Stated problem -
Leave out the pictures and transcribe the rest of the records exactly.

********************

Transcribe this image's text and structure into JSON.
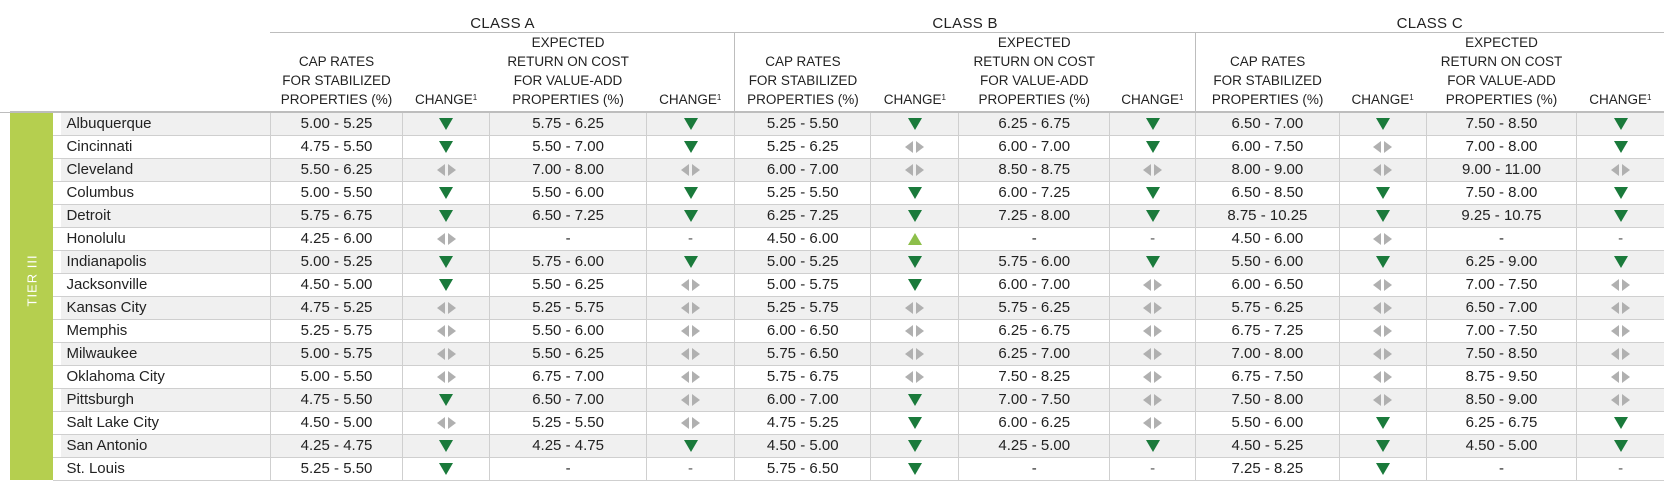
{
  "classes": [
    "CLASS A",
    "CLASS B",
    "CLASS C"
  ],
  "headers": {
    "cap_rates": "CAP RATES\nFOR STABILIZED\nPROPERTIES (%)",
    "change": "CHANGE",
    "change_note": "1",
    "expected": "EXPECTED\nRETURN ON COST\nFOR VALUE-ADD\nPROPERTIES (%)"
  },
  "tier_label": "TIER III",
  "colors": {
    "tier_band": "#b5cf4f",
    "down_icon": "#1a7a3b",
    "up_icon": "#8dbf4a",
    "flat_icon": "#b0b0b0",
    "row_shade": "#f0f0f0"
  },
  "rows": [
    {
      "city": "Albuquerque",
      "cells": [
        "5.00 - 5.25",
        "down",
        "5.75 - 6.25",
        "down",
        "5.25 - 5.50",
        "down",
        "6.25 - 6.75",
        "down",
        "6.50 - 7.00",
        "down",
        "7.50 - 8.50",
        "down"
      ]
    },
    {
      "city": "Cincinnati",
      "cells": [
        "4.75 - 5.50",
        "down",
        "5.50 - 7.00",
        "down",
        "5.25 - 6.25",
        "flat",
        "6.00 - 7.00",
        "down",
        "6.00 - 7.50",
        "flat",
        "7.00 - 8.00",
        "down"
      ]
    },
    {
      "city": "Cleveland",
      "cells": [
        "5.50 - 6.25",
        "flat",
        "7.00 - 8.00",
        "flat",
        "6.00 - 7.00",
        "flat",
        "8.50 - 8.75",
        "flat",
        "8.00 - 9.00",
        "flat",
        "9.00 - 11.00",
        "flat"
      ]
    },
    {
      "city": "Columbus",
      "cells": [
        "5.00 - 5.50",
        "down",
        "5.50 - 6.00",
        "down",
        "5.25 - 5.50",
        "down",
        "6.00 - 7.25",
        "down",
        "6.50 - 8.50",
        "down",
        "7.50 - 8.00",
        "down"
      ]
    },
    {
      "city": "Detroit",
      "cells": [
        "5.75 - 6.75",
        "down",
        "6.50 - 7.25",
        "down",
        "6.25 - 7.25",
        "down",
        "7.25 - 8.00",
        "down",
        "8.75 - 10.25",
        "down",
        "9.25 - 10.75",
        "down"
      ]
    },
    {
      "city": "Honolulu",
      "cells": [
        "4.25 - 6.00",
        "flat",
        "-",
        "-",
        "4.50 - 6.00",
        "up",
        "-",
        "-",
        "4.50 - 6.00",
        "flat",
        "-",
        "-"
      ]
    },
    {
      "city": "Indianapolis",
      "cells": [
        "5.00 - 5.25",
        "down",
        "5.75 - 6.00",
        "down",
        "5.00 - 5.25",
        "down",
        "5.75 - 6.00",
        "down",
        "5.50 - 6.00",
        "down",
        "6.25 - 9.00",
        "down"
      ]
    },
    {
      "city": "Jacksonville",
      "cells": [
        "4.50 - 5.00",
        "down",
        "5.50 - 6.25",
        "flat",
        "5.00 - 5.75",
        "down",
        "6.00 - 7.00",
        "flat",
        "6.00 - 6.50",
        "flat",
        "7.00 - 7.50",
        "flat"
      ]
    },
    {
      "city": "Kansas City",
      "cells": [
        "4.75 - 5.25",
        "flat",
        "5.25 - 5.75",
        "flat",
        "5.25 - 5.75",
        "flat",
        "5.75 - 6.25",
        "flat",
        "5.75 - 6.25",
        "flat",
        "6.50 - 7.00",
        "flat"
      ]
    },
    {
      "city": "Memphis",
      "cells": [
        "5.25 - 5.75",
        "flat",
        "5.50 - 6.00",
        "flat",
        "6.00 - 6.50",
        "flat",
        "6.25 - 6.75",
        "flat",
        "6.75 - 7.25",
        "flat",
        "7.00 - 7.50",
        "flat"
      ]
    },
    {
      "city": "Milwaukee",
      "cells": [
        "5.00 - 5.75",
        "flat",
        "5.50 - 6.25",
        "flat",
        "5.75 - 6.50",
        "flat",
        "6.25 - 7.00",
        "flat",
        "7.00 - 8.00",
        "flat",
        "7.50 - 8.50",
        "flat"
      ]
    },
    {
      "city": "Oklahoma City",
      "cells": [
        "5.00 - 5.50",
        "flat",
        "6.75 - 7.00",
        "flat",
        "5.75 - 6.75",
        "flat",
        "7.50 - 8.25",
        "flat",
        "6.75 - 7.50",
        "flat",
        "8.75 - 9.50",
        "flat"
      ]
    },
    {
      "city": "Pittsburgh",
      "cells": [
        "4.75 - 5.50",
        "down",
        "6.50 - 7.00",
        "flat",
        "6.00 - 7.00",
        "down",
        "7.00 - 7.50",
        "flat",
        "7.50 - 8.00",
        "flat",
        "8.50 - 9.00",
        "flat"
      ]
    },
    {
      "city": "Salt Lake City",
      "cells": [
        "4.50 - 5.00",
        "flat",
        "5.25 - 5.50",
        "flat",
        "4.75 - 5.25",
        "down",
        "6.00 - 6.25",
        "flat",
        "5.50 - 6.00",
        "down",
        "6.25 - 6.75",
        "down"
      ]
    },
    {
      "city": "San Antonio",
      "cells": [
        "4.25 - 4.75",
        "down",
        "4.25 - 4.75",
        "down",
        "4.50 - 5.00",
        "down",
        "4.25 - 5.00",
        "down",
        "4.50 - 5.25",
        "down",
        "4.50 - 5.00",
        "down"
      ]
    },
    {
      "city": "St. Louis",
      "cells": [
        "5.25 - 5.50",
        "down",
        "-",
        "-",
        "5.75 - 6.50",
        "down",
        "-",
        "-",
        "7.25 - 8.25",
        "down",
        "-",
        "-"
      ]
    }
  ]
}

********************

Correct output -
Transcribe this image's text and structure into JSON.
{
  "classes": [
    "CLASS A",
    "CLASS B",
    "CLASS C"
  ],
  "headers": {
    "cap_rates": "CAP RATES\nFOR STABILIZED\nPROPERTIES (%)",
    "change": "CHANGE",
    "change_note": "1",
    "expected": "EXPECTED\nRETURN ON COST\nFOR VALUE-ADD\nPROPERTIES (%)"
  },
  "tier_label": "TIER III",
  "colors": {
    "tier_band": "#b5cf4f",
    "down_icon": "#1a7a3b",
    "up_icon": "#8dbf4a",
    "flat_icon": "#b0b0b0",
    "row_shade": "#f0f0f0"
  },
  "rows": [
    {
      "city": "Albuquerque",
      "cells": [
        "5.00 - 5.25",
        "down",
        "5.75 - 6.25",
        "down",
        "5.25 - 5.50",
        "down",
        "6.25 - 6.75",
        "down",
        "6.50 - 7.00",
        "down",
        "7.50 - 8.50",
        "down"
      ]
    },
    {
      "city": "Cincinnati",
      "cells": [
        "4.75 - 5.50",
        "down",
        "5.50 - 7.00",
        "down",
        "5.25 - 6.25",
        "flat",
        "6.00 - 7.00",
        "down",
        "6.00 - 7.50",
        "flat",
        "7.00 - 8.00",
        "down"
      ]
    },
    {
      "city": "Cleveland",
      "cells": [
        "5.50 - 6.25",
        "flat",
        "7.00 - 8.00",
        "flat",
        "6.00 - 7.00",
        "flat",
        "8.50 - 8.75",
        "flat",
        "8.00 - 9.00",
        "flat",
        "9.00 - 11.00",
        "flat"
      ]
    },
    {
      "city": "Columbus",
      "cells": [
        "5.00 - 5.50",
        "down",
        "5.50 - 6.00",
        "down",
        "5.25 - 5.50",
        "down",
        "6.00 - 7.25",
        "down",
        "6.50 - 8.50",
        "down",
        "7.50 - 8.00",
        "down"
      ]
    },
    {
      "city": "Detroit",
      "cells": [
        "5.75 - 6.75",
        "down",
        "6.50 - 7.25",
        "down",
        "6.25 - 7.25",
        "down",
        "7.25 - 8.00",
        "down",
        "8.75 - 10.25",
        "down",
        "9.25 - 10.75",
        "down"
      ]
    },
    {
      "city": "Honolulu",
      "cells": [
        "4.25 - 6.00",
        "flat",
        "-",
        "-",
        "4.50 - 6.00",
        "up",
        "-",
        "-",
        "4.50 - 6.00",
        "flat",
        "-",
        "-"
      ]
    },
    {
      "city": "Indianapolis",
      "cells": [
        "5.00 - 5.25",
        "down",
        "5.75 - 6.00",
        "down",
        "5.00 - 5.25",
        "down",
        "5.75 - 6.00",
        "down",
        "5.50 - 6.00",
        "down",
        "6.25 - 9.00",
        "down"
      ]
    },
    {
      "city": "Jacksonville",
      "cells": [
        "4.50 - 5.00",
        "down",
        "5.50 - 6.25",
        "flat",
        "5.00 - 5.75",
        "down",
        "6.00 - 7.00",
        "flat",
        "6.00 - 6.50",
        "flat",
        "7.00 - 7.50",
        "flat"
      ]
    },
    {
      "city": "Kansas City",
      "cells": [
        "4.75 - 5.25",
        "flat",
        "5.25 - 5.75",
        "flat",
        "5.25 - 5.75",
        "flat",
        "5.75 - 6.25",
        "flat",
        "5.75 - 6.25",
        "flat",
        "6.50 - 7.00",
        "flat"
      ]
    },
    {
      "city": "Memphis",
      "cells": [
        "5.25 - 5.75",
        "flat",
        "5.50 - 6.00",
        "flat",
        "6.00 - 6.50",
        "flat",
        "6.25 - 6.75",
        "flat",
        "6.75 - 7.25",
        "flat",
        "7.00 - 7.50",
        "flat"
      ]
    },
    {
      "city": "Milwaukee",
      "cells": [
        "5.00 - 5.75",
        "flat",
        "5.50 - 6.25",
        "flat",
        "5.75 - 6.50",
        "flat",
        "6.25 - 7.00",
        "flat",
        "7.00 - 8.00",
        "flat",
        "7.50 - 8.50",
        "flat"
      ]
    },
    {
      "city": "Oklahoma City",
      "cells": [
        "5.00 - 5.50",
        "flat",
        "6.75 - 7.00",
        "flat",
        "5.75 - 6.75",
        "flat",
        "7.50 - 8.25",
        "flat",
        "6.75 - 7.50",
        "flat",
        "8.75 - 9.50",
        "flat"
      ]
    },
    {
      "city": "Pittsburgh",
      "cells": [
        "4.75 - 5.50",
        "down",
        "6.50 - 7.00",
        "flat",
        "6.00 - 7.00",
        "down",
        "7.00 - 7.50",
        "flat",
        "7.50 - 8.00",
        "flat",
        "8.50 - 9.00",
        "flat"
      ]
    },
    {
      "city": "Salt Lake City",
      "cells": [
        "4.50 - 5.00",
        "flat",
        "5.25 - 5.50",
        "flat",
        "4.75 - 5.25",
        "down",
        "6.00 - 6.25",
        "flat",
        "5.50 - 6.00",
        "down",
        "6.25 - 6.75",
        "down"
      ]
    },
    {
      "city": "San Antonio",
      "cells": [
        "4.25 - 4.75",
        "down",
        "4.25 - 4.75",
        "down",
        "4.50 - 5.00",
        "down",
        "4.25 - 5.00",
        "down",
        "4.50 - 5.25",
        "down",
        "4.50 - 5.00",
        "down"
      ]
    },
    {
      "city": "St. Louis",
      "cells": [
        "5.25 - 5.50",
        "down",
        "-",
        "-",
        "5.75 - 6.50",
        "down",
        "-",
        "-",
        "7.25 - 8.25",
        "down",
        "-",
        "-"
      ]
    }
  ]
}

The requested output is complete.